— START OF SUPPLIED RECORDS —
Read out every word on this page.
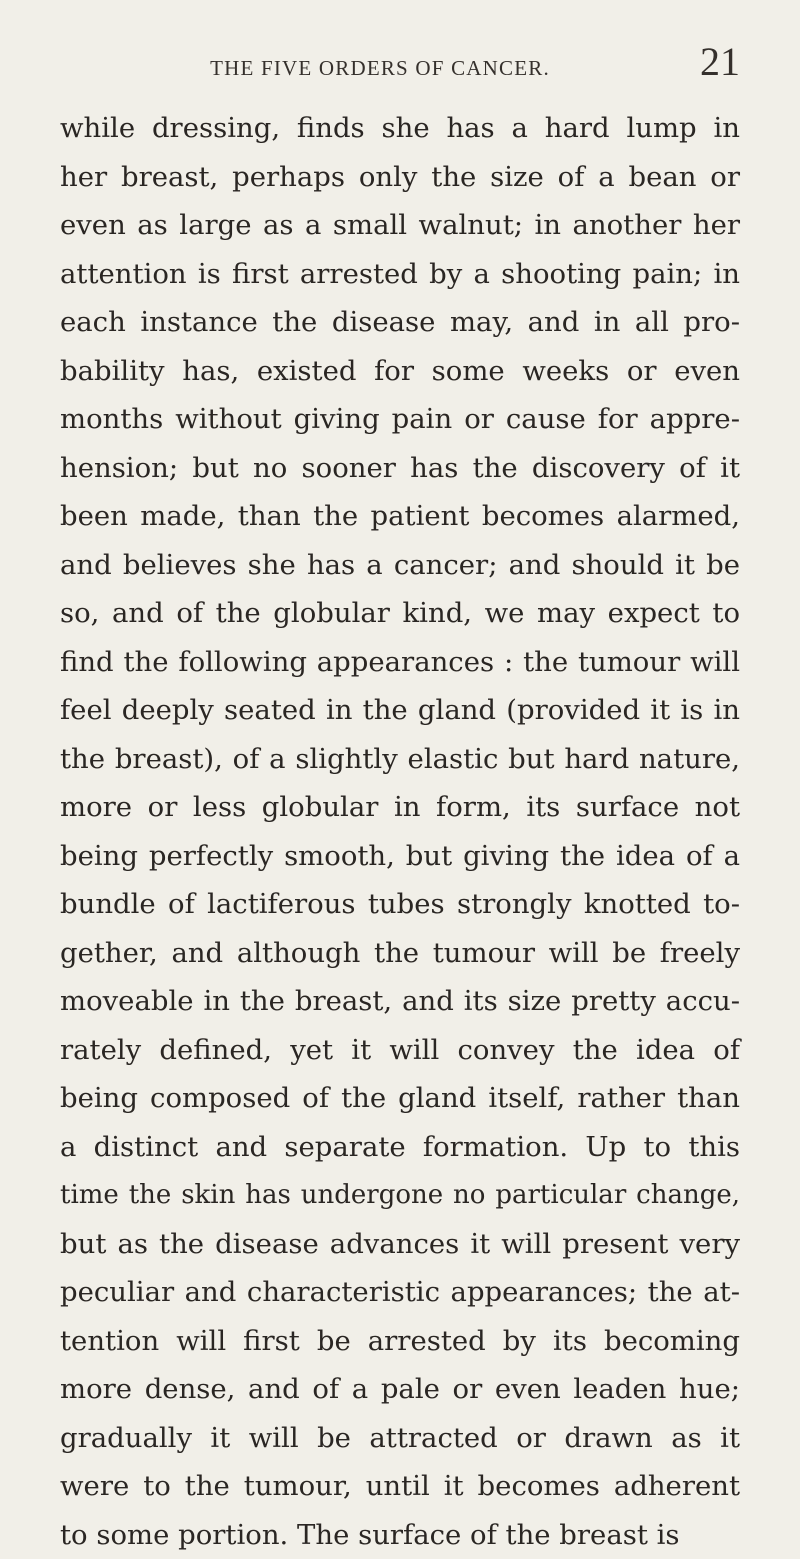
THE FIVE ORDERS OF CANCER.	21
while dressing, finds she has a hard lump in
her breast, perhaps only the size of a bean or
even as large as a small walnut; in another her
attention is first arrested by a shooting pain; in
each instance the disease may, and in all pro-
bability has, existed for some weeks or even
months without giving pain or cause for appre-
hension; but no sooner has the discovery of it
been made, than the patient becomes alarmed,
and believes she has a cancer; and should it be
so, and of the globular kind, we may expect to
find the following appearances : the tumour will
feel deeply seated in the gland (provided it is in
the breast), of a slightly elastic but hard nature,
more or less globular in form, its surface not
being perfectly smooth, but giving the idea of a
bundle of lactiferous tubes strongly knotted to-
gether, and although the tumour will be freely
moveable in the breast, and its size pretty accu-
rately defined, yet it will convey the idea of
being composed of the gland itself, rather than
a distinct and separate formation. Up to this
time the skin has undergone no particular change,
but as the disease advances it will present very
peculiar and characteristic appearances; the at-
tention will first be arrested by its becoming
more dense, and of a pale or even leaden hue;
gradually it will be attracted or drawn as it
were to the tumour, until it becomes adherent
to some portion. The surface of the breast is
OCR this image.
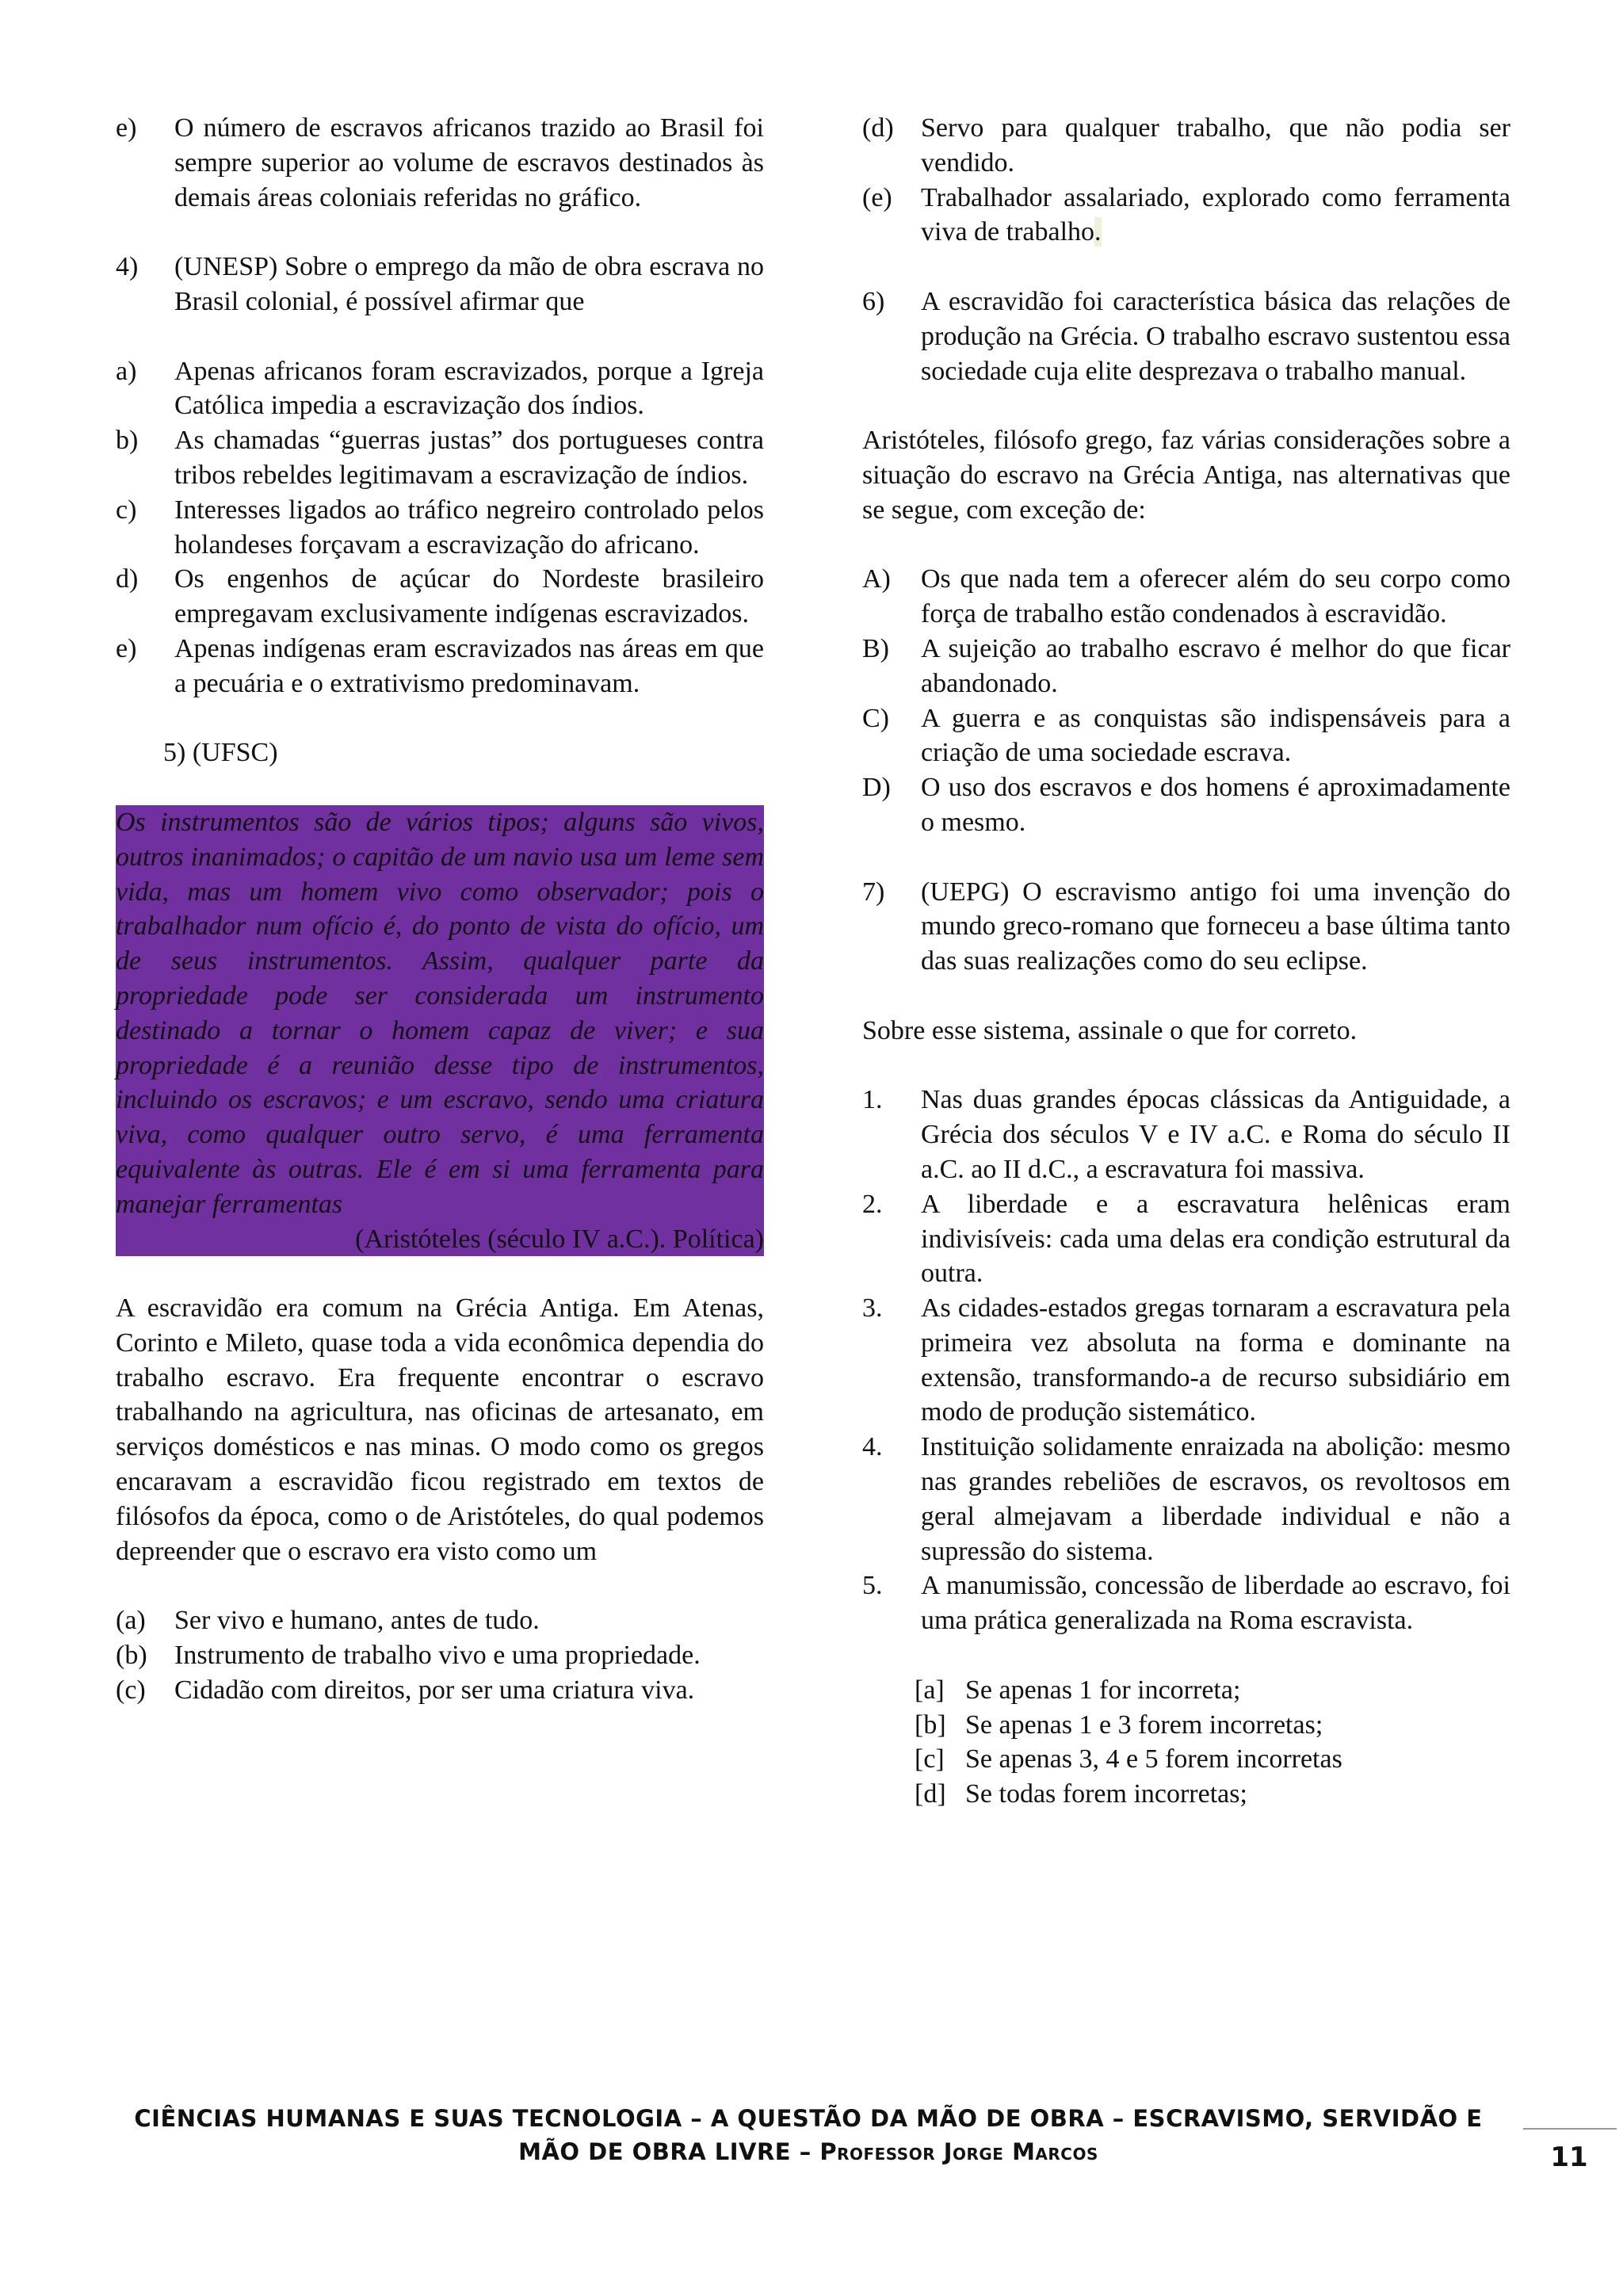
e)	O número de escravos africanos trazido ao Brasil foi sempre superior ao volume de escravos destinados às demais áreas coloniais referidas no gráfico.
4)	(UNESP) Sobre o emprego da mão de obra escrava no Brasil colonial, é possível afirmar que
a)	Apenas africanos foram escravizados, porque a Igreja Católica impedia a escravização dos índios.
b)	As chamadas “guerras justas” dos portugueses contra tribos rebeldes legitimavam a escravização de índios.
c)	Interesses ligados ao tráfico negreiro controlado pelos holandeses forçavam a escravização do africano.
d)	Os engenhos de açúcar do Nordeste brasileiro empregavam exclusivamente indígenas escravizados.
e)	Apenas indígenas eram escravizados nas áreas em que a pecuária e o extrativismo predominavam.
5) (UFSC)
Os instrumentos são de vários tipos; alguns são vivos, outros inanimados; o capitão de um navio usa um leme sem vida, mas um homem vivo como observador; pois o trabalhador num ofício é, do ponto de vista do ofício, um de seus instrumentos. Assim, qualquer parte da propriedade pode ser considerada um instrumento destinado a tornar o homem capaz de viver; e sua propriedade é a reunião desse tipo de instrumentos, incluindo os escravos; e um escravo, sendo uma criatura viva, como qualquer outro servo, é uma ferramenta equivalente às outras. Ele é em si uma ferramenta para manejar ferramentas
(Aristóteles (século IV a.C.). Política)
A escravidão era comum na Grécia Antiga. Em Atenas, Corinto e Mileto, quase toda a vida econômica dependia do trabalho escravo. Era frequente encontrar o escravo trabalhando na agricultura, nas oficinas de artesanato, em serviços domésticos e nas minas. O modo como os gregos encaravam a escravidão ficou registrado em textos de filósofos da época, como o de Aristóteles, do qual podemos depreender que o escravo era visto como um
(a)	Ser vivo e humano, antes de tudo.
(b)	Instrumento de trabalho vivo e uma propriedade.
(c)	Cidadão com direitos, por ser uma criatura viva.
(d)	Servo para qualquer trabalho, que não podia ser vendido.
(e)	Trabalhador assalariado, explorado como ferramenta viva de trabalho.
6)	A escravidão foi característica básica das relações de produção na Grécia. O trabalho escravo sustentou essa sociedade cuja elite desprezava o trabalho manual.
Aristóteles, filósofo grego, faz várias considerações sobre a situação do escravo na Grécia Antiga, nas alternativas que se segue, com exceção de:
A)	Os que nada tem a oferecer além do seu corpo como força de trabalho estão condenados à escravidão.
B)	A sujeição ao trabalho escravo é melhor do que ficar abandonado.
C)	A guerra e as conquistas são indispensáveis para a criação de uma sociedade escrava.
D)	O uso dos escravos e dos homens é aproximadamente o mesmo.
7)	(UEPG) O escravismo antigo foi uma invenção do mundo greco-romano que forneceu a base última tanto das suas realizações como do seu eclipse.
Sobre esse sistema, assinale o que for correto.
1.	Nas duas grandes épocas clássicas da Antiguidade, a Grécia dos séculos V e IV a.C. e Roma do século II a.C. ao II d.C., a escravatura foi massiva.
2.	A liberdade e a escravatura helênicas eram indivisíveis: cada uma delas era condição estrutural da outra.
3.	As cidades-estados gregas tornaram a escravatura pela primeira vez absoluta na forma e dominante na extensão, transformando-a de recurso subsidiário em modo de produção sistemático.
4.	Instituição solidamente enraizada na abolição: mesmo nas grandes rebeliões de escravos, os revoltosos em geral almejavam a liberdade individual e não a supressão do sistema.
5.	A manumissão, concessão de liberdade ao escravo, foi uma prática generalizada na Roma escravista.
[a] Se apenas 1 for incorreta;
[b] Se apenas 1 e 3 forem incorretas;
[c] Se apenas 3, 4 e 5 forem incorretas
[d] Se todas forem incorretas;
CIÊNCIAS HUMANAS E SUAS TECNOLOGIA – A QUESTÃO DA MÃO DE OBRA – ESCRAVISMO, SERVIDÃO E
MÃO DE OBRA LIVRE – Professor Jorge Marcos	11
— END OF SUPPLIED RECORDS —
### PROBLEM TO SOLVE:
Pictures are excluded; output everything else in the data verbatim.

### RESULT BELOW:
Read out every word on this page.
THE FIVE ORDERS OF CANCER.	21
while dressing, finds she has a hard lump in
her breast, perhaps only the size of a bean or
even as large as a small walnut; in another her
attention is first arrested by a shooting pain; in
each instance the disease may, and in all pro-
bability has, existed for some weeks or even
months without giving pain or cause for appre-
hension; but no sooner has the discovery of it
been made, than the patient becomes alarmed,
and believes she has a cancer; and should it be
so, and of the globular kind, we may expect to
find the following appearances : the tumour will
feel deeply seated in the gland (provided it is in
the breast), of a slightly elastic but hard nature,
more or less globular in form, its surface not
being perfectly smooth, but giving the idea of a
bundle of lactiferous tubes strongly knotted to-
gether, and although the tumour will be freely
moveable in the breast, and its size pretty accu-
rately defined, yet it will convey the idea of
being composed of the gland itself, rather than
a distinct and separate formation. Up to this
time the skin has undergone no particular change,
but as the disease advances it will present very
peculiar and characteristic appearances; the at-
tention will first be arrested by its becoming
more dense, and of a pale or even leaden hue;
gradually it will be attracted or drawn as it
were to the tumour, until it becomes adherent
to some portion. The surface of the breast is
OCR this image.
e)	O número de escravos africanos trazido ao Brasil foi sempre superior ao volume de escravos destinados às demais áreas coloniais referidas no gráfico.
4)	(UNESP) Sobre o emprego da mão de obra escrava no Brasil colonial, é possível afirmar que
a)	Apenas africanos foram escravizados, porque a Igreja Católica impedia a escravização dos índios.
b)	As chamadas “guerras justas” dos portugueses contra tribos rebeldes legitimavam a escravização de índios.
c)	Interesses ligados ao tráfico negreiro controlado pelos holandeses forçavam a escravização do africano.
d)	Os engenhos de açúcar do Nordeste brasileiro empregavam exclusivamente indígenas escravizados.
e)	Apenas indígenas eram escravizados nas áreas em que a pecuária e o extrativismo predominavam.
5) (UFSC)
Os instrumentos são de vários tipos; alguns são vivos, outros inanimados; o capitão de um navio usa um leme sem vida, mas um homem vivo como observador; pois o trabalhador num ofício é, do ponto de vista do ofício, um de seus instrumentos. Assim, qualquer parte da propriedade pode ser considerada um instrumento destinado a tornar o homem capaz de viver; e sua propriedade é a reunião desse tipo de instrumentos, incluindo os escravos; e um escravo, sendo uma criatura viva, como qualquer outro servo, é uma ferramenta equivalente às outras. Ele é em si uma ferramenta para manejar ferramentas
(Aristóteles (século IV a.C.). Política)
A escravidão era comum na Grécia Antiga. Em Atenas, Corinto e Mileto, quase toda a vida econômica dependia do trabalho escravo. Era frequente encontrar o escravo trabalhando na agricultura, nas oficinas de artesanato, em serviços domésticos e nas minas. O modo como os gregos encaravam a escravidão ficou registrado em textos de filósofos da época, como o de Aristóteles, do qual podemos depreender que o escravo era visto como um
(a)	Ser vivo e humano, antes de tudo.
(b)	Instrumento de trabalho vivo e uma propriedade.
(c)	Cidadão com direitos, por ser uma criatura viva.
(d)	Servo para qualquer trabalho, que não podia ser vendido.
(e)	Trabalhador assalariado, explorado como ferramenta viva de trabalho.
6)	A escravidão foi característica básica das relações de produção na Grécia. O trabalho escravo sustentou essa sociedade cuja elite desprezava o trabalho manual.
Aristóteles, filósofo grego, faz várias considerações sobre a situação do escravo na Grécia Antiga, nas alternativas que se segue, com exceção de:
A)	Os que nada tem a oferecer além do seu corpo como força de trabalho estão condenados à escravidão.
B)	A sujeição ao trabalho escravo é melhor do que ficar abandonado.
C)	A guerra e as conquistas são indispensáveis para a criação de uma sociedade escrava.
D)	O uso dos escravos e dos homens é aproximadamente o mesmo.
7)	(UEPG) O escravismo antigo foi uma invenção do mundo greco-romano que forneceu a base última tanto das suas realizações como do seu eclipse.
Sobre esse sistema, assinale o que for correto.
1.	Nas duas grandes épocas clássicas da Antiguidade, a Grécia dos séculos V e IV a.C. e Roma do século II a.C. ao II d.C., a escravatura foi massiva.
2.	A liberdade e a escravatura helênicas eram indivisíveis: cada uma delas era condição estrutural da outra.
3.	As cidades-estados gregas tornaram a escravatura pela primeira vez absoluta na forma e dominante na extensão, transformando-a de recurso subsidiário em modo de produção sistemático.
4.	Instituição solidamente enraizada na abolição: mesmo nas grandes rebeliões de escravos, os revoltosos em geral almejavam a liberdade individual e não a supressão do sistema.
5.	A manumissão, concessão de liberdade ao escravo, foi uma prática generalizada na Roma escravista.
[a] Se apenas 1 for incorreta;
[b] Se apenas 1 e 3 forem incorretas;
[c] Se apenas 3, 4 e 5 forem incorretas
[d] Se todas forem incorretas;
CIÊNCIAS HUMANAS E SUAS TECNOLOGIA – A QUESTÃO DA MÃO DE OBRA – ESCRAVISMO, SERVIDÃO E
MÃO DE OBRA LIVRE – Professor Jorge Marcos	11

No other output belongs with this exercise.